# WORK REQUIRED
In the material below, find the line with "Read out every word on this page."; set down that line and every line after it to the end, exactly, without pictures.

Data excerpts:
— BEGIN —
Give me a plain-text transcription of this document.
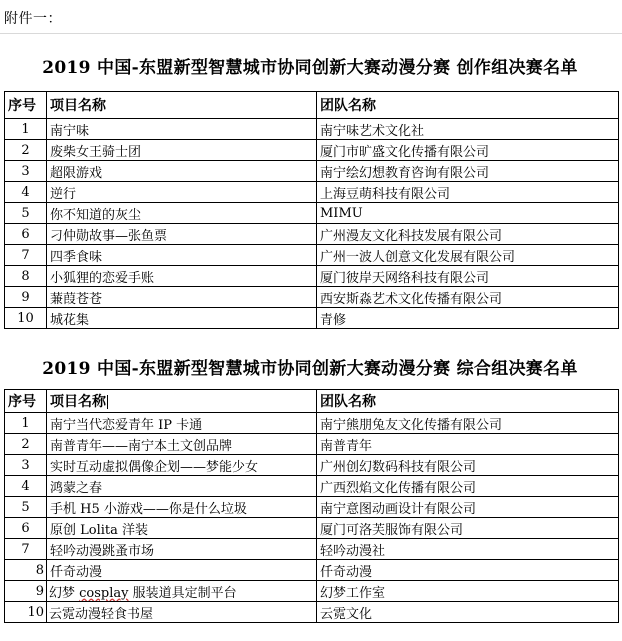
附件一：
2019 中国-东盟新型智慧城市协同创新大赛动漫分赛 创作组决赛名单
序号	项目名称	团队名称
1	南宁味	南宁味艺术文化社
2	废柴女王骑士团	厦门市旷盛文化传播有限公司
3	超限游戏	南宁绘幻想教育咨询有限公司
4	逆行	上海豆萌科技有限公司
5	你不知道的灰尘	MIMU
6	刁仲勋故事—张鱼票	广州漫友文化科技发展有限公司
7	四季食味	广州一波人创意文化发展有限公司
8	小狐狸的恋爱手账	厦门彼岸天网络科技有限公司
9	蒹葭苍苍	西安斯淼艺术文化传播有限公司
10	城花集	青修
2019 中国-东盟新型智慧城市协同创新大赛动漫分赛 综合组决赛名单
序号	项目名称	团队名称
1	南宁当代恋爱青年 IP 卡通	南宁熊朋兔友文化传播有限公司
2	南普青年——南宁本土文创品牌	南普青年
3	实时互动虚拟偶像企划——梦能少女	广州创幻数码科技有限公司
4	鸿蒙之春	广西烈焰文化传播有限公司
5	手机 H5 小游戏——你是什么垃圾	南宁意图动画设计有限公司
6	原创 Lolita 洋装	厦门可洛芙服饰有限公司
7	轻吟动漫跳蚤市场	轻吟动漫社
8	仟奇动漫	仟奇动漫
9	幻梦 cosplay 服装道具定制平台	幻梦工作室
10	云霓动漫轻食书屋	云霓文化
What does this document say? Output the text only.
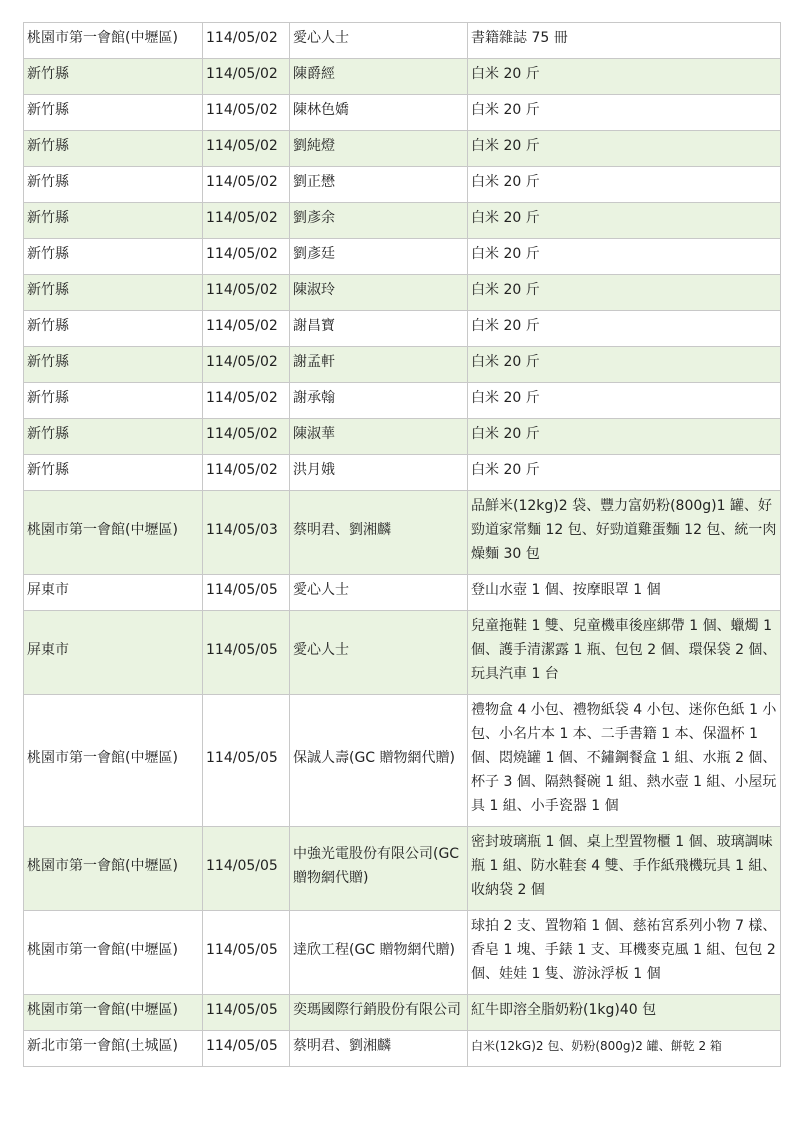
桃園市第一會館(中壢區)	114/05/02	愛心人士	書籍雜誌 75 冊
新竹縣	114/05/02	陳爵經	白米 20 斤
新竹縣	114/05/02	陳林色嬌	白米 20 斤
新竹縣	114/05/02	劉純燈	白米 20 斤
新竹縣	114/05/02	劉正懋	白米 20 斤
新竹縣	114/05/02	劉彥余	白米 20 斤
新竹縣	114/05/02	劉彥廷	白米 20 斤
新竹縣	114/05/02	陳淑玲	白米 20 斤
新竹縣	114/05/02	謝昌寶	白米 20 斤
新竹縣	114/05/02	謝孟軒	白米 20 斤
新竹縣	114/05/02	謝承翰	白米 20 斤
新竹縣	114/05/02	陳淑華	白米 20 斤
新竹縣	114/05/02	洪月娥	白米 20 斤
桃園市第一會館(中壢區)	114/05/03	蔡明君、劉湘麟	品鮮米(12kg)2 袋、豐力富奶粉(800g)1 罐、好勁道家常麵 12 包、好勁道雞蛋麵 12 包、統一肉燥麵 30 包
屏東市	114/05/05	愛心人士	登山水壺 1 個、按摩眼罩 1 個
屏東市	114/05/05	愛心人士	兒童拖鞋 1 雙、兒童機車後座綁帶 1 個、蠟燭 1 個、護手清潔露 1 瓶、包包 2 個、環保袋 2 個、玩具汽車 1 台
桃園市第一會館(中壢區)	114/05/05	保誠人壽(GC 贈物網代贈)	禮物盒 4 小包、禮物紙袋 4 小包、迷你色紙 1 小包、小名片本 1 本、二手書籍 1 本、保溫杯 1 個、悶燒罐 1 個、不鏽鋼餐盒 1 組、水瓶 2 個、杯子 3 個、隔熱餐碗 1 組、熱水壺 1 組、小屋玩具 1 組、小手瓷器 1 個
桃園市第一會館(中壢區)	114/05/05	中強光電股份有限公司(GC 贈物網代贈)	密封玻璃瓶 1 個、桌上型置物櫃 1 個、玻璃調味瓶 1 組、防水鞋套 4 雙、手作紙飛機玩具 1 組、收納袋 2 個
桃園市第一會館(中壢區)	114/05/05	達欣工程(GC 贈物網代贈)	球拍 2 支、置物箱 1 個、慈祐宮系列小物 7 樣、香皂 1 塊、手錶 1 支、耳機麥克風 1 組、包包 2 個、娃娃 1 隻、游泳浮板 1 個
桃園市第一會館(中壢區)	114/05/05	奕瑪國際行銷股份有限公司	紅牛即溶全脂奶粉(1kg)40 包
新北市第一會館(土城區)	114/05/05	蔡明君、劉湘麟	白米(12kG)2 包、奶粉(800g)2 罐、餅乾 2 箱
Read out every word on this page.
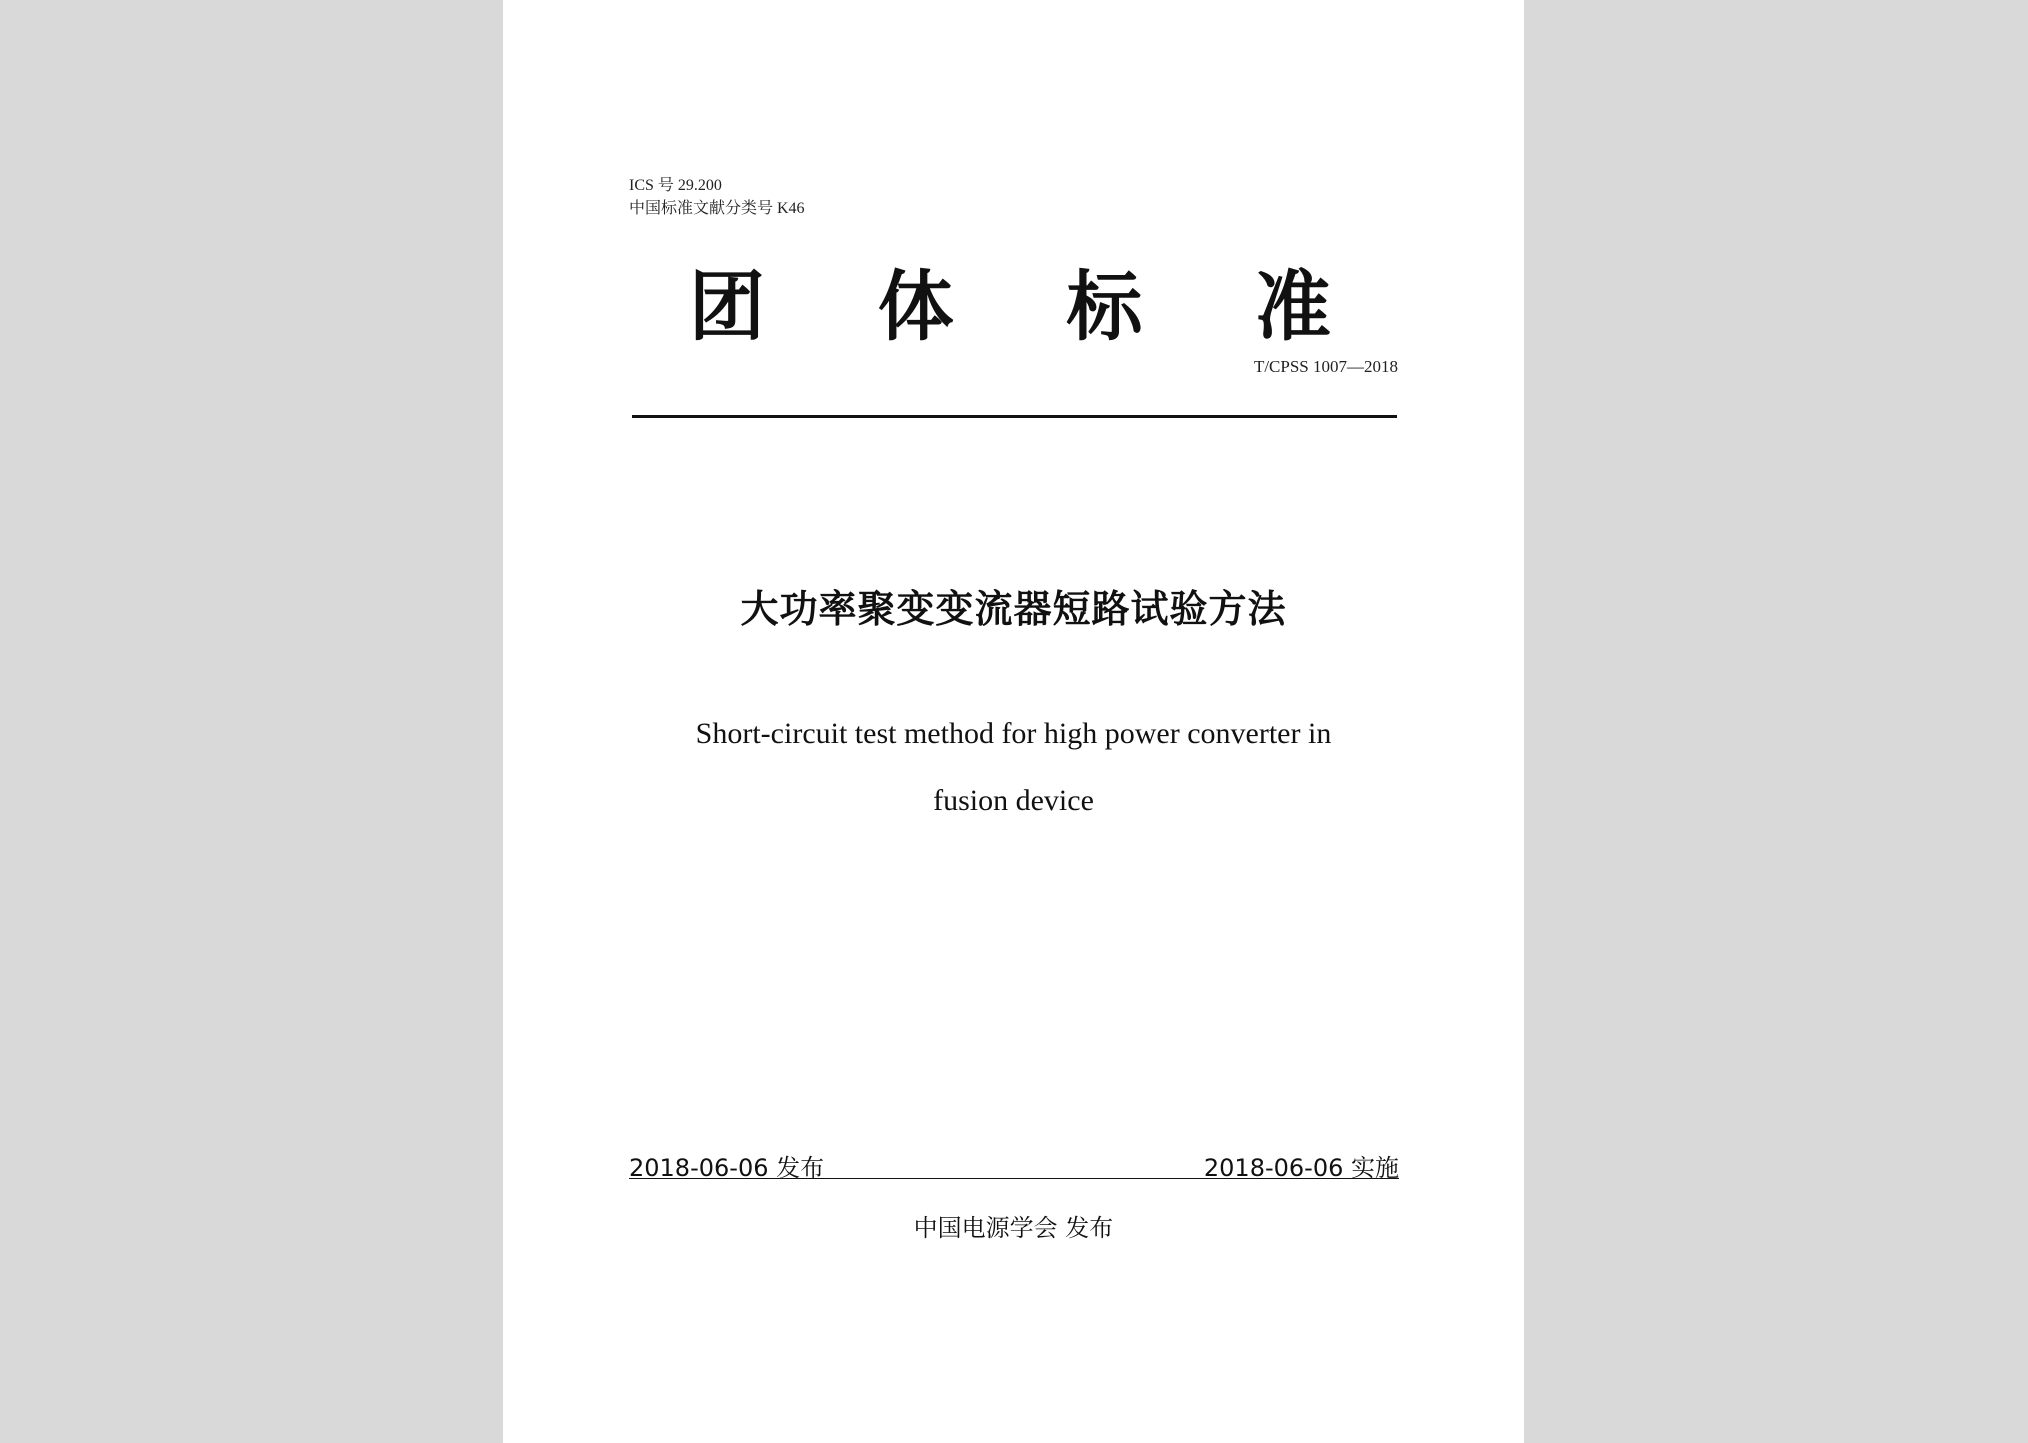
ICS 号 29.200
中国标准文献分类号 K46
团 体 标 准
T/CPSS 1007—2018
大功率聚变变流器短路试验方法
Short-circuit test method for high power converter in
fusion device
2018-06-06 发布	2018-06-06 实施
中国电源学会 发布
— END —
# COMPLETE RESPONSE
Read out every word on this page.
ICS 号 29.200
中国标准文献分类号 K46
团 体 标 准
T/CPSS 1007—2018
大功率聚变变流器短路试验方法
Short-circuit test method for high power converter in
fusion device
2018-06-06 发布	2018-06-06 实施
中国电源学会 发布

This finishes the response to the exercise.